Excerpt provided -
++++
Toward a Differentiable Neural Computer on a Frozen-Embedding Substrate: PCA of a Constructed Neural Turing Machine, and a RAM-State Machine that Runs on the Substrate
Toward a Differentiable Neural Computer on a Frozen-Embedding Substrate: PCA of a Constructed Neural Turing Machine, and a RAM-State Machine that Runs on the Substrate
Abstract
A transformer with analytically computed (untrained) weights can execute
arbitrary WebAssembly programs — Percepta's transformer-vm. We read this artifact
as an autoregressive, deterministic Neural Turing Machine (NTM): attention is
used as exact, content/location-addressed memory access, the feed-forward layers are
the per-step compute, and the append-only token sequence is the machine's state. We
ask a concrete engineering question for building a Differentiable Neural Computer
(DNC) on Sutra — a typed functional language whose compiled program is a fused
tensor-op graph over a frozen embedding substrate: can the constructed
transformer's attention be reduced to a smaller, runnable core, and can an NTM-style
machine run on the Sutra substrate at all?
We report two measured results. First, principal-component / singular-value analysis of the constructed weights shows that magnitude-PCA is the wrong reduction lens for this machine: the weights span ~30 orders of magnitude (the hardmax temperature and address arithmetic produce singular values to ~1e30), so energy-fraction rank is dominated by a few giant "switch" directions while the small directions carry the actual byte logic. The honest reduction lever is the computation schedule, not the weight spectrum: of the nominal 19 heads × 7 layers = 133 attention head-slots, only 42 (31.6%) genuinely attend, concentrated in 5 layers (two attention layers are entirely zero), and the 915-symbol vocabulary embeds into a ~3-dimensional subspace. Second, we build a RAM-state stack machine that runs on the Sutra substrate and is Turing-complete (memory, arithmetic, bitwise, comparison, conditional branch, and backward-branch loops), with all machine state held in a RAM device and opcode dispatch performed by reading the opcode fresh from memory each step. The hard substrate questions (memory model, dispatch, state, side effects) are answered with measurements; the remaining work is breadth.
1. The artifact: a constructed, deterministic Neural Turing Machine
Percepta's transformer-vm is a standard softmax-ReGLU transformer whose weights are
constructed analytically from a computation-graph DSL, not trained. A C program
is compiled to WebAssembly; the supported WASM opcodes are encoded as byte-level
arithmetic over a residual stream that acts as machine memory (stack, locals, linear
memory, instruction cursor, call depth); a MILP solver schedules the graph nodes onto
transformer layers; the resulting tensors are written out. Replication results
(measured; WASM/FINDINGS.md): the analytic model reproduces the reference WASM
execution trace token-for-token on all 6/6 test programs, including a Sudoku
solver run of 1,055,417 tokens, at a mean of 18,049 tokens/s over 1,292,732
tokens (the authors report ~30K tok/s; the same order of magnitude). The analytic
model is small: d_model = 38, n_layers = 7, n_heads = 19, d_ffn = 44, vocab = 915;
the MILP solves to optimality in 5.5 s.
++++
Problem details - Write the next part of the paper on reducing a constructed Neural Turing Machine for the Sutra substrate, starting after its last sentence. The listing comes from a separate source.
++++
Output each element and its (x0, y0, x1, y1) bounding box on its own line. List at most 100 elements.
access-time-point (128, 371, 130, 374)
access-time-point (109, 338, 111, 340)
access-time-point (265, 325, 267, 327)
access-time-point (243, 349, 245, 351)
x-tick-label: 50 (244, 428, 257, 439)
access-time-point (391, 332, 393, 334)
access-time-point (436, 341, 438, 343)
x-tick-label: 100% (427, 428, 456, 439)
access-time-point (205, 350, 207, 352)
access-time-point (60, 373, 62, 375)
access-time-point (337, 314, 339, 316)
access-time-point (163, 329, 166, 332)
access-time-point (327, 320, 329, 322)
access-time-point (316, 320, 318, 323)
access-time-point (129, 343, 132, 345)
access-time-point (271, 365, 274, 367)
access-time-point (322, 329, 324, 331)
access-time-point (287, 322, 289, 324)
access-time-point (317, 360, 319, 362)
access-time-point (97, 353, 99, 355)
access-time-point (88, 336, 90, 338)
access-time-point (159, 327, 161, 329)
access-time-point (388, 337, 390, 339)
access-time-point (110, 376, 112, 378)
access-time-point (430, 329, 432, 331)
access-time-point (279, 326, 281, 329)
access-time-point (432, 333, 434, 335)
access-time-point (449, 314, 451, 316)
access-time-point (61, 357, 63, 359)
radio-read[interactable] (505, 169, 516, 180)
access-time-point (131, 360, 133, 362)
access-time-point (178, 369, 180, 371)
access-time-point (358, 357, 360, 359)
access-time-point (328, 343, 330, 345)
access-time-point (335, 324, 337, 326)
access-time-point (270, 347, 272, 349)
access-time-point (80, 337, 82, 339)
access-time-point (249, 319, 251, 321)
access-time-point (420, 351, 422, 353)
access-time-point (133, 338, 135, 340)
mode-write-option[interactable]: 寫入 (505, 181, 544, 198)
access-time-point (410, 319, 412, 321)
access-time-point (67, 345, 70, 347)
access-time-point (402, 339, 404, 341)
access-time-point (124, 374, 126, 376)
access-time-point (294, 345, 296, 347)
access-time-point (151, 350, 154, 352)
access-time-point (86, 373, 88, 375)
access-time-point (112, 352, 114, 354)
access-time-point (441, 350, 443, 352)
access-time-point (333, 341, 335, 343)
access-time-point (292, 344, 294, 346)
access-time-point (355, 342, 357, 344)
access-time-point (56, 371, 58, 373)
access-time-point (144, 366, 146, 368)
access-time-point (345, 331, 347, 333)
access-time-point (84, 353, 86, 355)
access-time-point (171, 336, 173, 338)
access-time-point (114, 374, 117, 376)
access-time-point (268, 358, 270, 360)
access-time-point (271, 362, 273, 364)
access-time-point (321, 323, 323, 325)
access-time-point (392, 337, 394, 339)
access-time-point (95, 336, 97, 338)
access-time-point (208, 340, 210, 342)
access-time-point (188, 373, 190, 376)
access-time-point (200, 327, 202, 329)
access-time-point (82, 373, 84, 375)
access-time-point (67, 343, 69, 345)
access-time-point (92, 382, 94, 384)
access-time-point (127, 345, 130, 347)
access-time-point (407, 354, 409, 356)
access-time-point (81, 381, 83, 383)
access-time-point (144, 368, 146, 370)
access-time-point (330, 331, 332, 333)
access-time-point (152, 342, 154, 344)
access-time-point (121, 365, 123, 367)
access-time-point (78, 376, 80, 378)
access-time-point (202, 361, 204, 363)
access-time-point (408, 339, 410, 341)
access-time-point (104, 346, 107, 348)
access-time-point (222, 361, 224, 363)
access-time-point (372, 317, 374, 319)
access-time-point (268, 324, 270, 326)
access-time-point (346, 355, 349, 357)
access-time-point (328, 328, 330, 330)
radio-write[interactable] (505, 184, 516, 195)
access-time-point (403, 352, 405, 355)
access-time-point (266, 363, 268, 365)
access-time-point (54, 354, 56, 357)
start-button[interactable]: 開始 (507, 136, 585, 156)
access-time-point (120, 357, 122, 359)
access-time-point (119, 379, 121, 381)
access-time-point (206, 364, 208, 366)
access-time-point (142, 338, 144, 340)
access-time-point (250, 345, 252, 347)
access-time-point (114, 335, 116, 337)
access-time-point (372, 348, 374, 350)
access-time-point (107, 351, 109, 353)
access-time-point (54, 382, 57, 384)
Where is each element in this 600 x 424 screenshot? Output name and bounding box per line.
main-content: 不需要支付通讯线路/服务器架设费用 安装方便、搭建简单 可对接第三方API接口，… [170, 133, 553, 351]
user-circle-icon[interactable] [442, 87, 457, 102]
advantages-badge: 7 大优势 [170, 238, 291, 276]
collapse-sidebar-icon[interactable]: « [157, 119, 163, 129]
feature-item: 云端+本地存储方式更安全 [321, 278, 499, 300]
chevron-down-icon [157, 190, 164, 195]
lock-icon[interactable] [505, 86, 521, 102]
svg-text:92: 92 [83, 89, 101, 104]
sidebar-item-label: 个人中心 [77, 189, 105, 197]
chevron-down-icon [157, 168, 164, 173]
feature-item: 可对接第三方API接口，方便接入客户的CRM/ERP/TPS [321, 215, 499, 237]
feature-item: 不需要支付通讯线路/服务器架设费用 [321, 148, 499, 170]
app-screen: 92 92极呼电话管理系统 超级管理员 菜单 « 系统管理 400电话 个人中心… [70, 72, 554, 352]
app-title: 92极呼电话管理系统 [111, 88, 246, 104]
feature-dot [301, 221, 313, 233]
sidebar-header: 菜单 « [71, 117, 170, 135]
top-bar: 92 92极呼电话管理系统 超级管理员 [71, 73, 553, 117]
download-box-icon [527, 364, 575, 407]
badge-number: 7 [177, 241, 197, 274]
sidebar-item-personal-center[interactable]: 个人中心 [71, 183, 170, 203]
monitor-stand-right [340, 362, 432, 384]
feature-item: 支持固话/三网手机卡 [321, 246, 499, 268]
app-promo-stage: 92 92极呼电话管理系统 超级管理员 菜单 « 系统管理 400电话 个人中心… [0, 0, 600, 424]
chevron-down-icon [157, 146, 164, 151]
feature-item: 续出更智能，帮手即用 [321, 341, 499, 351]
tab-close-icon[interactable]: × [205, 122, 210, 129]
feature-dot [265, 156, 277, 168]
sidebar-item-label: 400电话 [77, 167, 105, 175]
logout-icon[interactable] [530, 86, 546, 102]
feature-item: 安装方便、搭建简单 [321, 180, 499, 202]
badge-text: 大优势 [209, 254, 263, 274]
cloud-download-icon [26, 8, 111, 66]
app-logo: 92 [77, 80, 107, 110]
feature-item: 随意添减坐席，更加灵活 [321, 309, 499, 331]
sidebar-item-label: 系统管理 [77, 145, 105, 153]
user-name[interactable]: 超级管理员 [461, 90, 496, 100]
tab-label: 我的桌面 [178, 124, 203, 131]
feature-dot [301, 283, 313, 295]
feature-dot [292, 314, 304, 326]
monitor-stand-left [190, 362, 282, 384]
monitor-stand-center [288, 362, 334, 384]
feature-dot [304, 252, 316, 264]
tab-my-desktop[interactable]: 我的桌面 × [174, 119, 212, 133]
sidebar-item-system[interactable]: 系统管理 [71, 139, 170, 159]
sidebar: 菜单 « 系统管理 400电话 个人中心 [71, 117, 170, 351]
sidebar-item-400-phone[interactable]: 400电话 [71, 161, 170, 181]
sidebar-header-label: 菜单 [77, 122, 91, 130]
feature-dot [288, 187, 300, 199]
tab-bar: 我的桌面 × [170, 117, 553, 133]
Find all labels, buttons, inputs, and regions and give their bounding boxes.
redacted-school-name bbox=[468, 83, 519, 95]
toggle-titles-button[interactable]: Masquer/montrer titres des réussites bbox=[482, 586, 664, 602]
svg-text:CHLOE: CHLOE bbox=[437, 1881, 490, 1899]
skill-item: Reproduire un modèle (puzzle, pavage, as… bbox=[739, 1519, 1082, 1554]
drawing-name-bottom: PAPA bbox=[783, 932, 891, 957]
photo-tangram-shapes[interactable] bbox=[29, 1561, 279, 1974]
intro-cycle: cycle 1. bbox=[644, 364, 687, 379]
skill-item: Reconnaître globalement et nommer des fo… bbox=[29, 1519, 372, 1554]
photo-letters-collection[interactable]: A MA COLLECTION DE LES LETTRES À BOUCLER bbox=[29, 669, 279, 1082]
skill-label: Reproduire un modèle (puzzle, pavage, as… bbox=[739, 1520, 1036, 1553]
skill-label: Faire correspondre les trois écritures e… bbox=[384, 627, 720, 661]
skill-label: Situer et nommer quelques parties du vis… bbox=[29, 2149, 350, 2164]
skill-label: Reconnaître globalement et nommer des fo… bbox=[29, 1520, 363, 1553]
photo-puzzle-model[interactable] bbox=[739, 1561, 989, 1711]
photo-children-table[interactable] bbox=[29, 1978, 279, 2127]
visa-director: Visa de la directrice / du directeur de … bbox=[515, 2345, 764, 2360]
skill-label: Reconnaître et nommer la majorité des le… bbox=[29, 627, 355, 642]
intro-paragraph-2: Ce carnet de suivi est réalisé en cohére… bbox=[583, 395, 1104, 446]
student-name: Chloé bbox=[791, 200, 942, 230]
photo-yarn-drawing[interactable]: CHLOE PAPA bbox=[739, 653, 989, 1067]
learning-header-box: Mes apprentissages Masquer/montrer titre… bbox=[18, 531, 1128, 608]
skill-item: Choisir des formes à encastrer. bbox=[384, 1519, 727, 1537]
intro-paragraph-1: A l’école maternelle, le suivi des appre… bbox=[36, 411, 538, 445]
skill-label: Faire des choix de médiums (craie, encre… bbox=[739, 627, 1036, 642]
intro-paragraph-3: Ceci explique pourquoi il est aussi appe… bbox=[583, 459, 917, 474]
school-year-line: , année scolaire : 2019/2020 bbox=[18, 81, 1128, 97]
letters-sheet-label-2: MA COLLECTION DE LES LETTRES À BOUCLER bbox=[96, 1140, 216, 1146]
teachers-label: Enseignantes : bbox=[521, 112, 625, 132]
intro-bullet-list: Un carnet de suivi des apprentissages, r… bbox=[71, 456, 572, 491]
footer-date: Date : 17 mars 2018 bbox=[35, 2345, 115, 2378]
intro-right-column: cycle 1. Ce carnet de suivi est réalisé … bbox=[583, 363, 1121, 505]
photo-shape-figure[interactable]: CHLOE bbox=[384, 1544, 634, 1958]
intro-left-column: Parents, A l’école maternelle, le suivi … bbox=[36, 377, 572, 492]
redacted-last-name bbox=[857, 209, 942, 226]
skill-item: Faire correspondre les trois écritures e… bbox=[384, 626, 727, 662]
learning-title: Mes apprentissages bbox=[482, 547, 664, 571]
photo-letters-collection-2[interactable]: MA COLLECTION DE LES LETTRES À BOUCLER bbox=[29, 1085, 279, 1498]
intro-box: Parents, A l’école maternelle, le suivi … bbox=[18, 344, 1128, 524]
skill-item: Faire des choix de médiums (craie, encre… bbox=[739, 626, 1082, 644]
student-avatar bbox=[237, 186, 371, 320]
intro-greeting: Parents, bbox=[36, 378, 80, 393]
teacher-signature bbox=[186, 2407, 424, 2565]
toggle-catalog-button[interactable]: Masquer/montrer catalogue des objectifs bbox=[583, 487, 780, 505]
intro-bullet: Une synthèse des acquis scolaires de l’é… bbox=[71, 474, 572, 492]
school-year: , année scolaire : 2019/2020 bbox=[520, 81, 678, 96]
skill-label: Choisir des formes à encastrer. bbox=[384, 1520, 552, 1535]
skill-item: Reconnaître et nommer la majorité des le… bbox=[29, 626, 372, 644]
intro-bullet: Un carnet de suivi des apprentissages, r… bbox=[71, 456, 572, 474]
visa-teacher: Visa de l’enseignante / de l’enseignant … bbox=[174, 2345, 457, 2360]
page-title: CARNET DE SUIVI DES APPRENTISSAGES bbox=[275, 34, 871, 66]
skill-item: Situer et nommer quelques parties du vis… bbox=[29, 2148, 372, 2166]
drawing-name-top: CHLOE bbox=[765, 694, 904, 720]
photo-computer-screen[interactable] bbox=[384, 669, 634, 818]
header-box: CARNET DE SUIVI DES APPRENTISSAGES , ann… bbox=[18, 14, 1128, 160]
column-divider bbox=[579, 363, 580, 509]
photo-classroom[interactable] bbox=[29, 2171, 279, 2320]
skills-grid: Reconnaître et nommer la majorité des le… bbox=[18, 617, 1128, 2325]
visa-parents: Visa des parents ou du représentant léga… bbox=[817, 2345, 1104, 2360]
++++
Result of this exercise -
Read in the lineage of neural-memory architectures, this is an autoregressive,
deterministic NTM. A Neural Turing Machine (Graves, Wayne & Danihelka 2014) is a
neural controller with external memory whose read/write heads address memory via
attention; a Differentiable Neural Computer (Graves et al. 2016) adds dynamic
allocation and temporal links. Both are trained, differentiable, recurrent.
transformer-vm uses the same core mechanism — attention as content/location-
addressed memory access — but is constructed and exact (the addressing is hardmax,
never approximate), has no recurrent controller (the autoregressive loop plays that
role), and its memory is the append-only token sequence. The full framing is in
WASM/notes/significance_and_isomorphism.md.
2. Question and method
To build a DNC on Sutra we need a small, runnable attention core. The natural first attempt is to take the constructed transformer's weights and reduce their dimensionality by PCA/SVD. We (i) built the analytic transformer (the MILP schedule, cached), (ii) ran a full singular-value decomposition of every weight matrix, and (iii) measured how many attention heads genuinely attend per layer. All of this is analysis on the constructed weights, off any runtime path.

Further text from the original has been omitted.